▶ Task: Search the records below for the word "yield", then return every line where it appears.

Records supplied START

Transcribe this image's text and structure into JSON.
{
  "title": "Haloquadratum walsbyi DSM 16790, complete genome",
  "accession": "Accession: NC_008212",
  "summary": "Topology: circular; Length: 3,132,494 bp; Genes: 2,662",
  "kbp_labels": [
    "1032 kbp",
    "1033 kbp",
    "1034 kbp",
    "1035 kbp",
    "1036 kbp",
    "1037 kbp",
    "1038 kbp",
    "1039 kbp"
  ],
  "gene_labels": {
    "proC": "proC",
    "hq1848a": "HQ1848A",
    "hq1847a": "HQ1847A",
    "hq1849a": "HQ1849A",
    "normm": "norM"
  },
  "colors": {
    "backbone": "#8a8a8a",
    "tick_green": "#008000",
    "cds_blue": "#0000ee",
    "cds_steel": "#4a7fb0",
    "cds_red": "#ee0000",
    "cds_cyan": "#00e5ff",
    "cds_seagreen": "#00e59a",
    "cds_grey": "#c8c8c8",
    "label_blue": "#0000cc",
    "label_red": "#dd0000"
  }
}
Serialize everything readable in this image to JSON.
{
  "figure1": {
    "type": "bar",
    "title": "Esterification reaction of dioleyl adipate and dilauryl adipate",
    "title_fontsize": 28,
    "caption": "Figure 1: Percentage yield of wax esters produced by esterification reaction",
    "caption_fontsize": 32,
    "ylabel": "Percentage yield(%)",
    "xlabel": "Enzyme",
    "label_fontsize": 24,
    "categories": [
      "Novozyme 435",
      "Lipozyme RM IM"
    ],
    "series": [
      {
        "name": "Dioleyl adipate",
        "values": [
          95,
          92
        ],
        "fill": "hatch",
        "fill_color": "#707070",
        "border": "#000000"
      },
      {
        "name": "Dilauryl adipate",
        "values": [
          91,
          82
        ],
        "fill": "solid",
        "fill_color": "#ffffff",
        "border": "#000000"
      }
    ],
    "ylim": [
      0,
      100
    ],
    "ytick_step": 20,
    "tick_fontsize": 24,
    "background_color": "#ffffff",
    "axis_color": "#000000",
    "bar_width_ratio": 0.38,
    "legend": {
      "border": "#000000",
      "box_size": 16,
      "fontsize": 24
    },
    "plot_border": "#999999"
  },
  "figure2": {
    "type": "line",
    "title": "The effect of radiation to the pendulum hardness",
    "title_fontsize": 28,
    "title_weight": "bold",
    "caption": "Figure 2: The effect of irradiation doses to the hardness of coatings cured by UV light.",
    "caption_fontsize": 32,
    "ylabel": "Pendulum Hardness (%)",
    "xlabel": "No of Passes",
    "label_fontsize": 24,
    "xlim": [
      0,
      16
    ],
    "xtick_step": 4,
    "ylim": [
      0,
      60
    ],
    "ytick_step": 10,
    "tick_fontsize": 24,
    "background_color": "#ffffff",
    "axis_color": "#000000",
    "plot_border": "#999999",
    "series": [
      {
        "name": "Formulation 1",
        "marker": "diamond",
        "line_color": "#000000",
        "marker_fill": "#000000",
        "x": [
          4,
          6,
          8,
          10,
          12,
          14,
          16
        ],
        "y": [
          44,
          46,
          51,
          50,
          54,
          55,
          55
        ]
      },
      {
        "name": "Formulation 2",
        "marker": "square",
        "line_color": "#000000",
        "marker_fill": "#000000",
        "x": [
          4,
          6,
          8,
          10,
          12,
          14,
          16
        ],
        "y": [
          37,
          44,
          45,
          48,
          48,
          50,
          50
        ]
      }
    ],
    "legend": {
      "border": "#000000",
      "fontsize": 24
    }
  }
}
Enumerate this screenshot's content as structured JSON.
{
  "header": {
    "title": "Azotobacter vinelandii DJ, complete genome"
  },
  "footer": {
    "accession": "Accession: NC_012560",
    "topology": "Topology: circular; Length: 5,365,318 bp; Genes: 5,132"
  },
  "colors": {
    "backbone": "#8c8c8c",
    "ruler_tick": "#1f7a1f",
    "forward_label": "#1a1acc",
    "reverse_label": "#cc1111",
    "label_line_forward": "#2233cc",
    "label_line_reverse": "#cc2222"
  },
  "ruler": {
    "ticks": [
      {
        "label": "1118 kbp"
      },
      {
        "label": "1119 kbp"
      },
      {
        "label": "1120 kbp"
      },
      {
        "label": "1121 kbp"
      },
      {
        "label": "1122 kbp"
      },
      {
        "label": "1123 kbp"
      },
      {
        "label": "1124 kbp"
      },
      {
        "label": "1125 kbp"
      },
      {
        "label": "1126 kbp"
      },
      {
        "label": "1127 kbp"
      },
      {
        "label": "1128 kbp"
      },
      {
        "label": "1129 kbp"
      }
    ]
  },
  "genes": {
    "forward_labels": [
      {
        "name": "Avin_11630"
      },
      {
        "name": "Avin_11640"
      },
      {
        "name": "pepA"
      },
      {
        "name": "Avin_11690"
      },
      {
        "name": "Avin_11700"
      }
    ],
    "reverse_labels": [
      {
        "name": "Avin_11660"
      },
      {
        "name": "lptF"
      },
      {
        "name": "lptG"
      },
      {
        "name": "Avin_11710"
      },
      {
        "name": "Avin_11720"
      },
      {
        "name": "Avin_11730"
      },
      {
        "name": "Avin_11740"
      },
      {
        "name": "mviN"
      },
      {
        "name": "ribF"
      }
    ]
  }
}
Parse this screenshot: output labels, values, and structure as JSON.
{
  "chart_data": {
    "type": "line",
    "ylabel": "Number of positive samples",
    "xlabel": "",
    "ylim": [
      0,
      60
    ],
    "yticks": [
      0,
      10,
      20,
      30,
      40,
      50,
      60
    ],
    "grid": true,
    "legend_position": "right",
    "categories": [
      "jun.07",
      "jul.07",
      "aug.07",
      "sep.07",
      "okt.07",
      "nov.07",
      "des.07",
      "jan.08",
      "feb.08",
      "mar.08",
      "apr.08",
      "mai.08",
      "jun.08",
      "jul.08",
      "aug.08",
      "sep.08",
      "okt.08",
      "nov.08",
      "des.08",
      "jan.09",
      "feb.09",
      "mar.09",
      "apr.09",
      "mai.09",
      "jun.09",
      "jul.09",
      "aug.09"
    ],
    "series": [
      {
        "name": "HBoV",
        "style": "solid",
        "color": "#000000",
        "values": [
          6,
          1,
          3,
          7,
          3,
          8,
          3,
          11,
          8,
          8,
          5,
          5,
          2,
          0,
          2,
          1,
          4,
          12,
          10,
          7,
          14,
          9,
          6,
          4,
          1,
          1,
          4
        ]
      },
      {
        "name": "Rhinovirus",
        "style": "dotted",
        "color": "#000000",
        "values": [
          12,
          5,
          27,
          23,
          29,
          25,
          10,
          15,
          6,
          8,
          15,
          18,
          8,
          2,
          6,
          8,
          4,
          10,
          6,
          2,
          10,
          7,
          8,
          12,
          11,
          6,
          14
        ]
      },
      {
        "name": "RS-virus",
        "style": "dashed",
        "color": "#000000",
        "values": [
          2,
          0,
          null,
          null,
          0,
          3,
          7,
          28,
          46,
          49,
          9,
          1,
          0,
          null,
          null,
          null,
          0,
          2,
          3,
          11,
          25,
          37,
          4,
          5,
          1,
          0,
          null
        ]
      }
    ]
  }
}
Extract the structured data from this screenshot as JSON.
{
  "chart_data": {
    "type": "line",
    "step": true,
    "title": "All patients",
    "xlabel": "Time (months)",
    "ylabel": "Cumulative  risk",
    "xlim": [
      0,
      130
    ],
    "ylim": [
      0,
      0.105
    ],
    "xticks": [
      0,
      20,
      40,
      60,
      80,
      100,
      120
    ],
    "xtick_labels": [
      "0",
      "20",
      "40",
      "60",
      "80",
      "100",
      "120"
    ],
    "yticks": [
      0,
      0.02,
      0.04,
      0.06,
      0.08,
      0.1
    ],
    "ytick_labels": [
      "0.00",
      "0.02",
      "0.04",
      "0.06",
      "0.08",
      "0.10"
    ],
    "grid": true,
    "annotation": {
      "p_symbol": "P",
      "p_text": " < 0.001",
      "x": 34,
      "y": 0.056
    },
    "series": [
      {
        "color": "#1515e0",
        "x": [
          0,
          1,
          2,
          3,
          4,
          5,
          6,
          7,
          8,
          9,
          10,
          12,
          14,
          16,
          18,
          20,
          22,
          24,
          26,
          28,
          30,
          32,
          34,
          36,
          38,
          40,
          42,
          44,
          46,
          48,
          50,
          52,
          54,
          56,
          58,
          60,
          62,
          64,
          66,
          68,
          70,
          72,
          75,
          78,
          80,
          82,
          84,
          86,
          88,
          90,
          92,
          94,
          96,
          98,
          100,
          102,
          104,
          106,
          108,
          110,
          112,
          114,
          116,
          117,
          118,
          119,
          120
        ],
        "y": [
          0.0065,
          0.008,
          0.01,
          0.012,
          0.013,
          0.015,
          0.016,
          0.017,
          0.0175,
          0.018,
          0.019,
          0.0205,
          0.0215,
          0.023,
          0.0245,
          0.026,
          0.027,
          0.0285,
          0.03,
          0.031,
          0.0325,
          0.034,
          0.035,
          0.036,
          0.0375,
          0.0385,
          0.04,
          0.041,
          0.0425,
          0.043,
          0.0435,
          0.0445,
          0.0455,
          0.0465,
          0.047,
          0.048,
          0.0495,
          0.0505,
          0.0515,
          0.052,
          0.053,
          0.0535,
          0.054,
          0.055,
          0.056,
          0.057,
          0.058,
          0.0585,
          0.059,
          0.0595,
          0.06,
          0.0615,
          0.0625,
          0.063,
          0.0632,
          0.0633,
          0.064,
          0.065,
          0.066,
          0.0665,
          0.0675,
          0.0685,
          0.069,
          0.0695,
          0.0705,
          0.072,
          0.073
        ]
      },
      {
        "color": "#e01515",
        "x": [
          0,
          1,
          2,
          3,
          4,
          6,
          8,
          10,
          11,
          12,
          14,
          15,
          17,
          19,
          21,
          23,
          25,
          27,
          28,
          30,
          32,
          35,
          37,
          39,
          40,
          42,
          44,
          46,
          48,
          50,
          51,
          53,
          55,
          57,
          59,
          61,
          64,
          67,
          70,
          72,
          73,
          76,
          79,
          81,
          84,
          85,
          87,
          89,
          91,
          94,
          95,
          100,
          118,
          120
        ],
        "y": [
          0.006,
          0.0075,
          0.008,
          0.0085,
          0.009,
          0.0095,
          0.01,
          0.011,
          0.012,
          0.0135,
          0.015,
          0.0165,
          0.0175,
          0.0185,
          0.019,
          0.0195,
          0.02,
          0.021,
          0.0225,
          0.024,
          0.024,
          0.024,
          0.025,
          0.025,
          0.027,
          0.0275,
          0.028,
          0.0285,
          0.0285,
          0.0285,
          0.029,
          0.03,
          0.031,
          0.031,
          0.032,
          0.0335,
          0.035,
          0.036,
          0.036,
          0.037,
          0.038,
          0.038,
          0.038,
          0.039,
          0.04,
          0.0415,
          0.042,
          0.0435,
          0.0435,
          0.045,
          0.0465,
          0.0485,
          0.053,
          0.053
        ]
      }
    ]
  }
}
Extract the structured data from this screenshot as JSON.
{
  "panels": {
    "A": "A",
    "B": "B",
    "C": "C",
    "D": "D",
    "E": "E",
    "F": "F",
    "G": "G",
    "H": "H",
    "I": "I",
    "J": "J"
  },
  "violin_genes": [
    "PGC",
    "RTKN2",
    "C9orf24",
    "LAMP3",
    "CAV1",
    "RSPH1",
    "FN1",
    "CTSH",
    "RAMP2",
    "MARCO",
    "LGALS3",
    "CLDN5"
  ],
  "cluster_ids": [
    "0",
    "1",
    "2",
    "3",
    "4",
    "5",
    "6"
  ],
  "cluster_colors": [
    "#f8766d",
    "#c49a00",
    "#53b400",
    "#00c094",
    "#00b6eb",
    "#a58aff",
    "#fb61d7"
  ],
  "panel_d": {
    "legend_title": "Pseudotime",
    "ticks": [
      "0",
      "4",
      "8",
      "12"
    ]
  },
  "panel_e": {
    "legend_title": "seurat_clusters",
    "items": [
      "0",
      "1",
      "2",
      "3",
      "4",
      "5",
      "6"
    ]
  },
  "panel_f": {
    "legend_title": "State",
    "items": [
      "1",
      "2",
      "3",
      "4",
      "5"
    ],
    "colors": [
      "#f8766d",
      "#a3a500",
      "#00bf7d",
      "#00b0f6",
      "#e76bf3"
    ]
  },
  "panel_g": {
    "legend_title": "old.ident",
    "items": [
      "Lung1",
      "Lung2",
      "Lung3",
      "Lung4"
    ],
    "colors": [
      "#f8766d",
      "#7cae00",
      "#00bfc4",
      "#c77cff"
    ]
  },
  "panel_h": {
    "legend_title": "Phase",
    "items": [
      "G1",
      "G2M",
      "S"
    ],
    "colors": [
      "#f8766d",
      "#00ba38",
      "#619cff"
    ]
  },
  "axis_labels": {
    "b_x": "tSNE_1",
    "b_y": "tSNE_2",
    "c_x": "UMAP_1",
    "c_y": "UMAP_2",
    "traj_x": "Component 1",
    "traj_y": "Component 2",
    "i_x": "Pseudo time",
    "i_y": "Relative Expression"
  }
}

Records supplied END

▶ Output of the exercise:
    "caption": "Figure 1: Percentage yield of wax esters produced by esterification reaction",
    "ylabel": "Percentage yield(%)",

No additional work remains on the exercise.